Task requirements: List every line below containing "nاصل".

Information provided:
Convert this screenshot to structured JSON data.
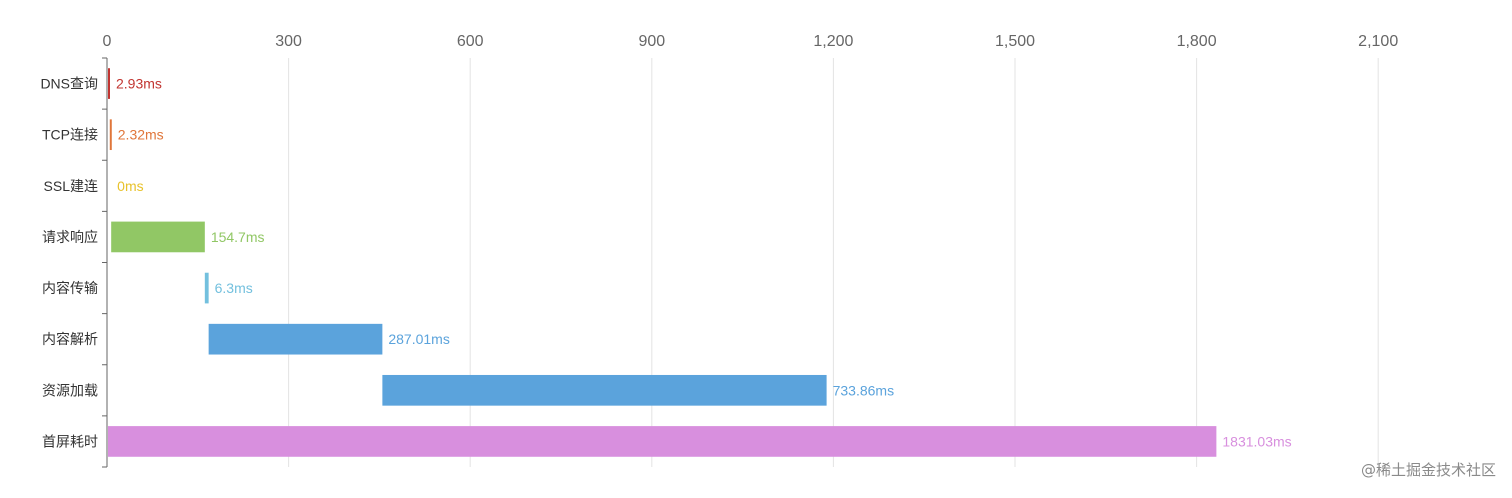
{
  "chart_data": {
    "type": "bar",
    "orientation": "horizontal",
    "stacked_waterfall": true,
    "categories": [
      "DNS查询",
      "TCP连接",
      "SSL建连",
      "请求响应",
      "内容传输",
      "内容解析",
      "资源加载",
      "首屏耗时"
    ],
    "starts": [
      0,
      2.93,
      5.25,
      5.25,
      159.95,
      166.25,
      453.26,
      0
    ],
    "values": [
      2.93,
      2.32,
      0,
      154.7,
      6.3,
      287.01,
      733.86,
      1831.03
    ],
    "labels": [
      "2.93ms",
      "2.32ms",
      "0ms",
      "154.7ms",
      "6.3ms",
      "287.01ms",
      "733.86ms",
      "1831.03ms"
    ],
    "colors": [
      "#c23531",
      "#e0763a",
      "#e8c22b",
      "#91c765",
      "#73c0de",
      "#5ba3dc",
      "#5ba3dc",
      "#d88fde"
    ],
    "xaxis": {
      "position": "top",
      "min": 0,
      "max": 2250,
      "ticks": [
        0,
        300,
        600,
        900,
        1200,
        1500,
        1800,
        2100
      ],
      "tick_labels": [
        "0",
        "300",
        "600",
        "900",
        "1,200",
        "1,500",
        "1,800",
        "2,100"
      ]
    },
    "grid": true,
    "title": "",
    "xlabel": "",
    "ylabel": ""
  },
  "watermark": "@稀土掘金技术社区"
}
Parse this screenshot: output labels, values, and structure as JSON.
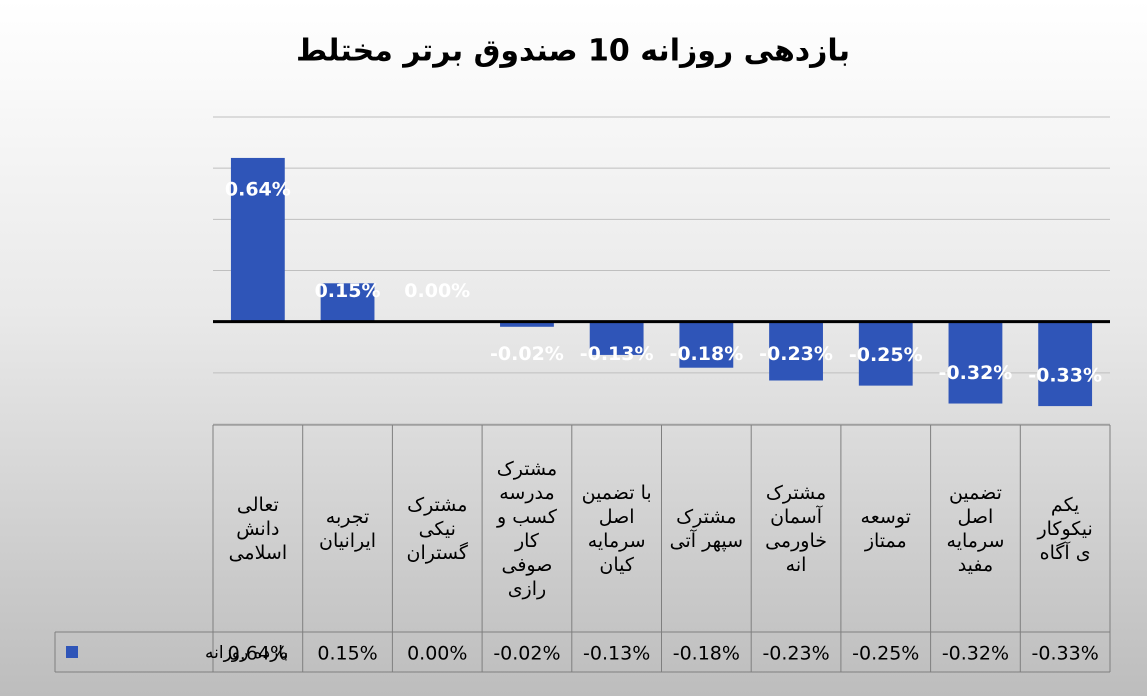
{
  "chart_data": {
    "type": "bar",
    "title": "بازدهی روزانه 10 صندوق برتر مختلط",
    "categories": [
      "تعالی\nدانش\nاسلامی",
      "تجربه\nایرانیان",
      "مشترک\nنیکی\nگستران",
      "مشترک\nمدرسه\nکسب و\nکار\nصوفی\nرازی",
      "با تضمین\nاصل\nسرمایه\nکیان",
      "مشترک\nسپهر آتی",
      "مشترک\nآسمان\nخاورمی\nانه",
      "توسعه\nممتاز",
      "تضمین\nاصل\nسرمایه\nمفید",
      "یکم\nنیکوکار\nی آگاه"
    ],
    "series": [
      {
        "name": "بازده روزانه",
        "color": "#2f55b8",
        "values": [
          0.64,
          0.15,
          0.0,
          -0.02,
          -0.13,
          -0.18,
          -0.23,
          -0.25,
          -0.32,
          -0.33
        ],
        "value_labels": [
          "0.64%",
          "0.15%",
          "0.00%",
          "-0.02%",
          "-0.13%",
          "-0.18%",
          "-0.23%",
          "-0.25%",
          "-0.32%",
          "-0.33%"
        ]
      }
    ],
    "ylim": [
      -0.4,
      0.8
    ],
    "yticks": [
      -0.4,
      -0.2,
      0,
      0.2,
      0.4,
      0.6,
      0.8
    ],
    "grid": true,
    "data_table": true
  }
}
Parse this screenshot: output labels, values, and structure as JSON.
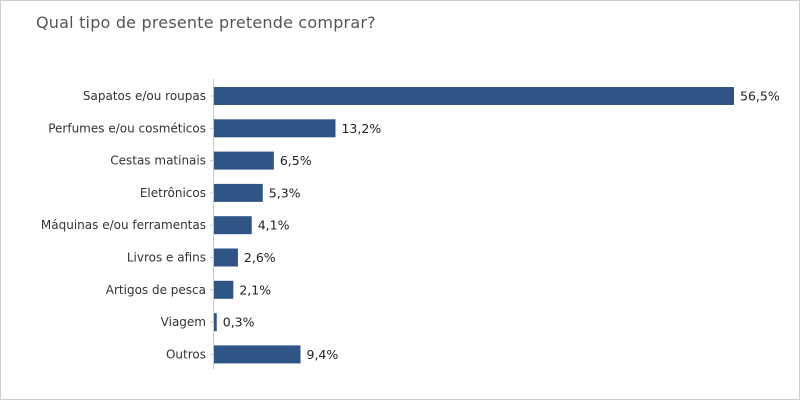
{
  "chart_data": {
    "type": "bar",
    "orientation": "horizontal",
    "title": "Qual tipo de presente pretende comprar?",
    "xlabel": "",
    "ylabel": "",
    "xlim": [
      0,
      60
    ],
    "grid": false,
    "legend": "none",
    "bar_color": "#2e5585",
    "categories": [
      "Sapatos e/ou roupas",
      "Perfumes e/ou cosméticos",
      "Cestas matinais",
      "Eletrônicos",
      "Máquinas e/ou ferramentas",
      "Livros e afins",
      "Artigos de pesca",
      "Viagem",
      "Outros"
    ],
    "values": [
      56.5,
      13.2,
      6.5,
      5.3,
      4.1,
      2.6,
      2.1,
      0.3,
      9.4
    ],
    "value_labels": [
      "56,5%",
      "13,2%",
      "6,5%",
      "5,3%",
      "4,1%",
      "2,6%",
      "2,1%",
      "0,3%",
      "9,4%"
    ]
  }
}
...
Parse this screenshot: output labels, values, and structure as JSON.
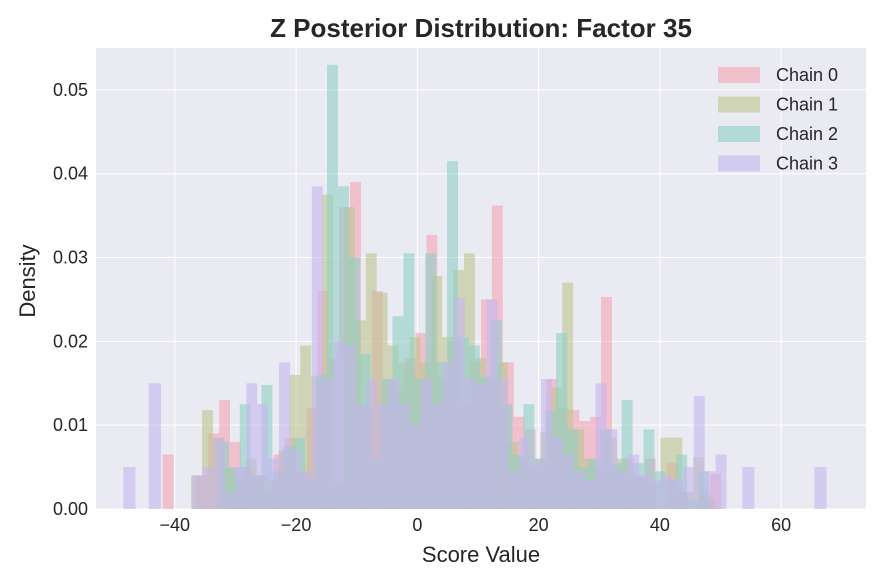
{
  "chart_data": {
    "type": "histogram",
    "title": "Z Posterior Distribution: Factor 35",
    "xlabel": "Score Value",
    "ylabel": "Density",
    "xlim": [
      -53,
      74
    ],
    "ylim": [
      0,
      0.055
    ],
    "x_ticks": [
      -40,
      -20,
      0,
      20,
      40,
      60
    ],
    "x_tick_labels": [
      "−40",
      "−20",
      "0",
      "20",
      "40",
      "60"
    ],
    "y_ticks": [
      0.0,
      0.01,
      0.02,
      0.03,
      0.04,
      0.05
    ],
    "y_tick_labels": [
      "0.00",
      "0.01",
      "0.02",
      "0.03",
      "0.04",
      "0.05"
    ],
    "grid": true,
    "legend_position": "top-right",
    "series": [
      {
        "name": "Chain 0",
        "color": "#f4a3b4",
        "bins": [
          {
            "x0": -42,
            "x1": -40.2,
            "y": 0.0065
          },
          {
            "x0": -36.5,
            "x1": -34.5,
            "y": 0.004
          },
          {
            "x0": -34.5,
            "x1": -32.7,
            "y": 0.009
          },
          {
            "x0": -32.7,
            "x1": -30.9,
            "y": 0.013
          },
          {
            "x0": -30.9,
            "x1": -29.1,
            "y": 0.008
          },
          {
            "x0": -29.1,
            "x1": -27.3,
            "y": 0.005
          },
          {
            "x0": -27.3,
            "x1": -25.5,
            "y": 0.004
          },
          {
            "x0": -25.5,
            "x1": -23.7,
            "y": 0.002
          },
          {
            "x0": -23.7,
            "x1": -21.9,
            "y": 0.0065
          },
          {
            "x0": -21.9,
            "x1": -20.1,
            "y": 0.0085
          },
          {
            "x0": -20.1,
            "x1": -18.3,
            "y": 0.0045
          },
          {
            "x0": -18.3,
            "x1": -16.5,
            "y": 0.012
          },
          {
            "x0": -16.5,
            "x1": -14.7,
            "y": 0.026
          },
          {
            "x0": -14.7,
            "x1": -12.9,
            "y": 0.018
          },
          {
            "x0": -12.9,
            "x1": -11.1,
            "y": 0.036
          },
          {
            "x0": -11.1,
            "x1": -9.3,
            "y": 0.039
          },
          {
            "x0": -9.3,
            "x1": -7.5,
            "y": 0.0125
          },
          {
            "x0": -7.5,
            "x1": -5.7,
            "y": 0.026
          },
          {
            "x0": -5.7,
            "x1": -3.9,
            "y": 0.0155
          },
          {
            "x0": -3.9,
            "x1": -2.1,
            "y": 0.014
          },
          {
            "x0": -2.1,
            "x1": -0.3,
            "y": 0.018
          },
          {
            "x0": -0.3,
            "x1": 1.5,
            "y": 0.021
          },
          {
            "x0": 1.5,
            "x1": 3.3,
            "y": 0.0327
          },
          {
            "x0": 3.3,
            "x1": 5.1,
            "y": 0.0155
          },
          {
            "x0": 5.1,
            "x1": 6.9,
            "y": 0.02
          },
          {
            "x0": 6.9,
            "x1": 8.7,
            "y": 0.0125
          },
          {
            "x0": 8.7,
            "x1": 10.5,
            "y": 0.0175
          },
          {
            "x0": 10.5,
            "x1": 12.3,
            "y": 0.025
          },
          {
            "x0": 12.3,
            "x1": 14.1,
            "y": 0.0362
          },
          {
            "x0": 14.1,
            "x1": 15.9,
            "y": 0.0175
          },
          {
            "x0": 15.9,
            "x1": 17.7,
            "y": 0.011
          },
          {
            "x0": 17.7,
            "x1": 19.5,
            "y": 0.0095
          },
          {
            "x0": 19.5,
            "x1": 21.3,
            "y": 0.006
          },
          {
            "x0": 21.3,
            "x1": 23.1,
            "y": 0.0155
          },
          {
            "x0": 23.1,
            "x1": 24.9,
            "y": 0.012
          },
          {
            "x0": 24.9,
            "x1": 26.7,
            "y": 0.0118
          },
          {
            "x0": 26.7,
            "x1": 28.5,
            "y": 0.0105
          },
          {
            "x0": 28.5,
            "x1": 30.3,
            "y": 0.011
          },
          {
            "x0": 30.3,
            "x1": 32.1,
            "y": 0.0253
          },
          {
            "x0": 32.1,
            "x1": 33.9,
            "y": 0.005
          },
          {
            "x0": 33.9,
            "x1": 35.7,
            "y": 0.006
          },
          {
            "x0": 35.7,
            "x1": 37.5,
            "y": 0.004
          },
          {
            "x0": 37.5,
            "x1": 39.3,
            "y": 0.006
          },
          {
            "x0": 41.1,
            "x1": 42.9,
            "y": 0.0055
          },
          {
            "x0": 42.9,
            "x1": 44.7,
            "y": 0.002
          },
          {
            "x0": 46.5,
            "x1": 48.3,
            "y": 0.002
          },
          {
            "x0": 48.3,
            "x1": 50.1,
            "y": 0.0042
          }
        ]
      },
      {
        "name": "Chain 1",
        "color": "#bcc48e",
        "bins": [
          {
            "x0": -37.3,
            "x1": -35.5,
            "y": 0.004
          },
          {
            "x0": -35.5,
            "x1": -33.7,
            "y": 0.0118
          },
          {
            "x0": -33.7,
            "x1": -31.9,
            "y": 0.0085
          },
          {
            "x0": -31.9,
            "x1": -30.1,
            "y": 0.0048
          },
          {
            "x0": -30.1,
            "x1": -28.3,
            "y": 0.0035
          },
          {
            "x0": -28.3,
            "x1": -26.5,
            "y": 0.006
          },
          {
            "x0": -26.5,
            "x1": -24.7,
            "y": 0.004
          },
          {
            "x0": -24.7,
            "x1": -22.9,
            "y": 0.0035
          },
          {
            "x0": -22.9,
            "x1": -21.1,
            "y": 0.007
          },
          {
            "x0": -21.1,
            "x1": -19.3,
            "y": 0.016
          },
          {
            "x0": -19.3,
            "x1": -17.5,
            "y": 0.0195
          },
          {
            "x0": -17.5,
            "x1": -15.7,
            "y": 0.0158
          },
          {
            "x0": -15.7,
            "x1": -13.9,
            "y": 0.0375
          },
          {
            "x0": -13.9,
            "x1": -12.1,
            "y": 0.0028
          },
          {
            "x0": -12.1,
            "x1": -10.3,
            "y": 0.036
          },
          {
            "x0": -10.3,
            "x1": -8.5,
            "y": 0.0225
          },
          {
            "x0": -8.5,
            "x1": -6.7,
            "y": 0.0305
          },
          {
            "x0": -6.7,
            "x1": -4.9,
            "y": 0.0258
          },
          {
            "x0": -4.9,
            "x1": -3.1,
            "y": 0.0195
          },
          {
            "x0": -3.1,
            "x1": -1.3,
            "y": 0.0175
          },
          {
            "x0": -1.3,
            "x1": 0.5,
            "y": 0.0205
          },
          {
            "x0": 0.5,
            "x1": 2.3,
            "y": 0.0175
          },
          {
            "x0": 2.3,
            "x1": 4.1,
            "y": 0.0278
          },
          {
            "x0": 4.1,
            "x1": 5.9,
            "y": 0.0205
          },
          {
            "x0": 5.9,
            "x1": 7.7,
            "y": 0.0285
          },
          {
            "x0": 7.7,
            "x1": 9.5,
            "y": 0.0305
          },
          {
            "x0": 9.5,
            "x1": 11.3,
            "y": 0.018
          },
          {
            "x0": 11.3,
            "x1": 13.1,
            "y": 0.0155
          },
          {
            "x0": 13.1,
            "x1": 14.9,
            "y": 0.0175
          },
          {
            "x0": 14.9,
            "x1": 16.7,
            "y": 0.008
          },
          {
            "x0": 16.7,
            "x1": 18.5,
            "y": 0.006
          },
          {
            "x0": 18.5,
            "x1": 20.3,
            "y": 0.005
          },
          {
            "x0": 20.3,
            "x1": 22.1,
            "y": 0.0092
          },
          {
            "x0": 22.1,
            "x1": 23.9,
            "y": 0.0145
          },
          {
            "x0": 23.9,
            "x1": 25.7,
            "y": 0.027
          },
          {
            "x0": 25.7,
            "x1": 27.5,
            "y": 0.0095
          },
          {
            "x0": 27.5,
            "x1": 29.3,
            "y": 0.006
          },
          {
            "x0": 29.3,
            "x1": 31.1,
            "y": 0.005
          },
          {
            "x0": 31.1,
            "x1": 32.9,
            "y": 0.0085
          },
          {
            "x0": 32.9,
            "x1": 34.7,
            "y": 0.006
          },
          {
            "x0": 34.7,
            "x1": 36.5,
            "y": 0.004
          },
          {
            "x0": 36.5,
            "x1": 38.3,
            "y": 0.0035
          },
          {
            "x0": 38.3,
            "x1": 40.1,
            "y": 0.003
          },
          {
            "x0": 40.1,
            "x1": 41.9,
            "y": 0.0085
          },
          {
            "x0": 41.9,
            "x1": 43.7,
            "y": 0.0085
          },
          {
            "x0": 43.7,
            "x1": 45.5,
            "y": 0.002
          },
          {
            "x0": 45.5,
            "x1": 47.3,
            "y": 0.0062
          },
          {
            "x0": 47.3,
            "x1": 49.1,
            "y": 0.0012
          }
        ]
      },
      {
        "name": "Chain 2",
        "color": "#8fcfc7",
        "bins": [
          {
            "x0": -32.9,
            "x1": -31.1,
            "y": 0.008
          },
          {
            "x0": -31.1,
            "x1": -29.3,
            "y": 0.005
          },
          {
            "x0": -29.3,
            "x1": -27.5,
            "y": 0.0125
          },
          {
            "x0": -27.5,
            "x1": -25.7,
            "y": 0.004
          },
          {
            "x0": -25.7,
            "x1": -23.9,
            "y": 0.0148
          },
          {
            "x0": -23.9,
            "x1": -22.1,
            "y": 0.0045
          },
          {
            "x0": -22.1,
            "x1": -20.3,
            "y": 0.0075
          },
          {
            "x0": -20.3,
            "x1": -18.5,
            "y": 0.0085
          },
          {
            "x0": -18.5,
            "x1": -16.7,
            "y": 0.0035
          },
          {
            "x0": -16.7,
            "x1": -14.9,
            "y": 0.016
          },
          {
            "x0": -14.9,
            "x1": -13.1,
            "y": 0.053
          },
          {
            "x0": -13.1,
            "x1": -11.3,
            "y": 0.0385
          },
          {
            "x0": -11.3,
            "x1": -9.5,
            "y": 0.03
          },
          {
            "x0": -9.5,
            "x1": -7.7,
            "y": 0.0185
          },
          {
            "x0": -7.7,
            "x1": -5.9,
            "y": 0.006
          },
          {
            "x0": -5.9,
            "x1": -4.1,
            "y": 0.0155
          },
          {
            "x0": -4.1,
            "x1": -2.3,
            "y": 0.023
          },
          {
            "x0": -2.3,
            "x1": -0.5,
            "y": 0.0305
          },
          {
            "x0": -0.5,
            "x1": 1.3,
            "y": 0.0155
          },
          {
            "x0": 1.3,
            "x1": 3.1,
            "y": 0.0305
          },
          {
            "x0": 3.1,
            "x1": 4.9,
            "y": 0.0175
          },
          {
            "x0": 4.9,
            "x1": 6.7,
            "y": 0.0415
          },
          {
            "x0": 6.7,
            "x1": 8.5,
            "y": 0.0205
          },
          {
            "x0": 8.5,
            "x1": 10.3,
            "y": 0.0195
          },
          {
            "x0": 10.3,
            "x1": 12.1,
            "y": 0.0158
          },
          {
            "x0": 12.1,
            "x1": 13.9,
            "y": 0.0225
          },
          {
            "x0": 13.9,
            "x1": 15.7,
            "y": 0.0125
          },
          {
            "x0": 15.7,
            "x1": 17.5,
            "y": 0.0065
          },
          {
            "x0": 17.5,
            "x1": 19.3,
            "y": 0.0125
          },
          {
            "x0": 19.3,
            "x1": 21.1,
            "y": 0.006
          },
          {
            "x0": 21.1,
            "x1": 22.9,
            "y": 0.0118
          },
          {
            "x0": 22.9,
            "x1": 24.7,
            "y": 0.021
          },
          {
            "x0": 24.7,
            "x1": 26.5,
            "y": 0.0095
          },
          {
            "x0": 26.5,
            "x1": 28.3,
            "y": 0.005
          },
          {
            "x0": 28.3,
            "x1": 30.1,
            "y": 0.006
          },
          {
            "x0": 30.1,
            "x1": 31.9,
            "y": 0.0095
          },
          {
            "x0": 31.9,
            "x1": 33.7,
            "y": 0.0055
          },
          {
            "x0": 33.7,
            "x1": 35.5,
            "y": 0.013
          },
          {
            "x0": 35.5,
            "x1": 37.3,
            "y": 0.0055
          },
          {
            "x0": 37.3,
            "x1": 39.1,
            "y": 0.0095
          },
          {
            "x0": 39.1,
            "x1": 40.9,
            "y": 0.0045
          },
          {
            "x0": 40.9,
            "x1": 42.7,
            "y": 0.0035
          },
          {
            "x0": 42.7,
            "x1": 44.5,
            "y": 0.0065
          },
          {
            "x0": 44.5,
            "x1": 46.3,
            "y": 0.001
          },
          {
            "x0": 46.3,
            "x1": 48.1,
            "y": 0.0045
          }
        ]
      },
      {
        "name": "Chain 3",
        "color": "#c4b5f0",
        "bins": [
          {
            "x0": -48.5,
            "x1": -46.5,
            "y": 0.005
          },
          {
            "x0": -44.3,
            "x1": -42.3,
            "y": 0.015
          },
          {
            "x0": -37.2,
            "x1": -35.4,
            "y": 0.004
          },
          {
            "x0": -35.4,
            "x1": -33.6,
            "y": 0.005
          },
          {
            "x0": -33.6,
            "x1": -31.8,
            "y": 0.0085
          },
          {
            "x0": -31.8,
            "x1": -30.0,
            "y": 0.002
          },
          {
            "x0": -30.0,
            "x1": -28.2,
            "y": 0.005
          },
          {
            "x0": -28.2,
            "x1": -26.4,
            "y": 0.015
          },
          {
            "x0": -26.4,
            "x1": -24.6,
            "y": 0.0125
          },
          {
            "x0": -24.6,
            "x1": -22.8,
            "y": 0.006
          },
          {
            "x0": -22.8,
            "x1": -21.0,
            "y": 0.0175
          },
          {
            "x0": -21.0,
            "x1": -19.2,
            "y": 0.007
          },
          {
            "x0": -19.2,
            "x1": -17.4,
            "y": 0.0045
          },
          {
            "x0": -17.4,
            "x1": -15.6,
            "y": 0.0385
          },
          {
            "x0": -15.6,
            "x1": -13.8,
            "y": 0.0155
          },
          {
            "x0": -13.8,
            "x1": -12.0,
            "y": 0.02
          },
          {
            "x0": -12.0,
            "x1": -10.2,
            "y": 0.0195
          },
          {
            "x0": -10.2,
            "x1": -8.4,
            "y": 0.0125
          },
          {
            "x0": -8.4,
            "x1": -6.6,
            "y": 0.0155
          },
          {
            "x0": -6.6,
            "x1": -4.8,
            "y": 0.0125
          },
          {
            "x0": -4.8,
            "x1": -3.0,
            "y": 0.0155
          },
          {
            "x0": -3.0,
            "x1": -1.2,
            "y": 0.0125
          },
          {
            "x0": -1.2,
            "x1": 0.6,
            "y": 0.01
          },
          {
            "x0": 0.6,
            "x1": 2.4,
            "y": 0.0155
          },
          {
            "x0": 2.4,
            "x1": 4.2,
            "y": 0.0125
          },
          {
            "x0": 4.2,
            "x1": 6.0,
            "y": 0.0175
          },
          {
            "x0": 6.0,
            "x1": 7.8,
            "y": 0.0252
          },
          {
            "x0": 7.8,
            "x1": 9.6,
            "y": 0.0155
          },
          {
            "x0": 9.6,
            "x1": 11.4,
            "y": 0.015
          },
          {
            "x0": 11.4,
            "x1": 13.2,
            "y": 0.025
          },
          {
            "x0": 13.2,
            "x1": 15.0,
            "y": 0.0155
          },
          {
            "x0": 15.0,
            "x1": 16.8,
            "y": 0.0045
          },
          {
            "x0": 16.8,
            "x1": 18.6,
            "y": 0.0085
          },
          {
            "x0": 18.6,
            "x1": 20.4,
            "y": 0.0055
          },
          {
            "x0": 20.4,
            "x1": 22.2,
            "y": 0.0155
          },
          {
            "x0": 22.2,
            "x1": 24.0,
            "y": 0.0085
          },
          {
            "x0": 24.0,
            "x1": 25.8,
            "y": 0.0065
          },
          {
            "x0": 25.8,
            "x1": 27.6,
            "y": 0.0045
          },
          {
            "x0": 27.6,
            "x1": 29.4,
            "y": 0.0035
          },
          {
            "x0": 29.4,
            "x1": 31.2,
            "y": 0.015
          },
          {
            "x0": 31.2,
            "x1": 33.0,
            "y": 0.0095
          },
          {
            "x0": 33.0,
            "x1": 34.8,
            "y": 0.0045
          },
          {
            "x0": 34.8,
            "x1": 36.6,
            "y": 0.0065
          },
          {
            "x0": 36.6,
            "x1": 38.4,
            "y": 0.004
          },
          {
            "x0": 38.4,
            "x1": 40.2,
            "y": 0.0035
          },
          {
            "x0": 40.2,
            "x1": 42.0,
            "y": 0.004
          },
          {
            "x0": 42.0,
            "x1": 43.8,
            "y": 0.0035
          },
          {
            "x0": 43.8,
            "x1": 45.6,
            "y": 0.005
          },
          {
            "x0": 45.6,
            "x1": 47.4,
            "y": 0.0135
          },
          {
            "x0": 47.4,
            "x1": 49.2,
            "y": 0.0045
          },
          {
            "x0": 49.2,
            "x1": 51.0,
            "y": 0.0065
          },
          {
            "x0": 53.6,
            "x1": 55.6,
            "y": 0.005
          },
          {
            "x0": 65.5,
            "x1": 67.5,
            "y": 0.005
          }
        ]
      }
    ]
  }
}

Exercise response:
      "با تضمین\nاصل\nسرمایه\nکیان",
      "تضمین\nاصل\nسرمایه\nمفید",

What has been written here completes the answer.